— WHAT NEEDS TO BE DONE —
Output every entry exactly as written.

— GIVEN RECORDS —

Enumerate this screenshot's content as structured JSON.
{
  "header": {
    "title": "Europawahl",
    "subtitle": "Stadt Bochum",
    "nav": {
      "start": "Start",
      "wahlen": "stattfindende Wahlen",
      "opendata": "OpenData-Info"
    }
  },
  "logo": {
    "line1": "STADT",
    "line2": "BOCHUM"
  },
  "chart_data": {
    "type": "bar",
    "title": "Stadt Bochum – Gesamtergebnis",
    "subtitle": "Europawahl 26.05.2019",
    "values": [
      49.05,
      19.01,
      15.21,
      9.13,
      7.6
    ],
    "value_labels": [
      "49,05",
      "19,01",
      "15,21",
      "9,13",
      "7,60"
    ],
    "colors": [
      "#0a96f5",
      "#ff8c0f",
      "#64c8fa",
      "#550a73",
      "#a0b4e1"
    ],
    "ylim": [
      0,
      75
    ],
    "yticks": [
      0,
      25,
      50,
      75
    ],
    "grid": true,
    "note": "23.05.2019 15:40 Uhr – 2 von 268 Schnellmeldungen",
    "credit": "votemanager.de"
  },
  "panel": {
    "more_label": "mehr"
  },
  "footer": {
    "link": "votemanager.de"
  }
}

— EXERCISE ANSWER —
Enumerate this screenshot's content as structured JSON.
{
  "header": {
    "title": "Europawahl",
    "subtitle": "Stadt Bochum",
    "nav": {
      "start": "Start",
      "wahlen": "stattfindende Wahlen",
      "opendata": "OpenData-Info"
    }
  },
  "logo": {
    "line1": "STADT",
    "line2": "BOCHUM"
  },
  "chart_data": {
    "type": "bar",
    "title": "Stadt Bochum – Gesamtergebnis",
    "subtitle": "Europawahl 26.05.2019",
    "values": [
      49.05,
      19.01,
      15.21,
      9.13,
      7.6
    ],
    "value_labels": [
      "49,05",
      "19,01",
      "15,21",
      "9,13",
      "7,60"
    ],
    "colors": [
      "#0a96f5",
      "#ff8c0f",
      "#64c8fa",
      "#550a73",
      "#a0b4e1"
    ],
    "ylim": [
      0,
      75
    ],
    "yticks": [
      0,
      25,
      50,
      75
    ],
    "grid": true,
    "note": "23.05.2019 15:40 Uhr – 2 von 268 Schnellmeldungen",
    "credit": "votemanager.de"
  },
  "panel": {
    "more_label": "mehr"
  },
  "footer": {
    "link": "votemanager.de"
  }
}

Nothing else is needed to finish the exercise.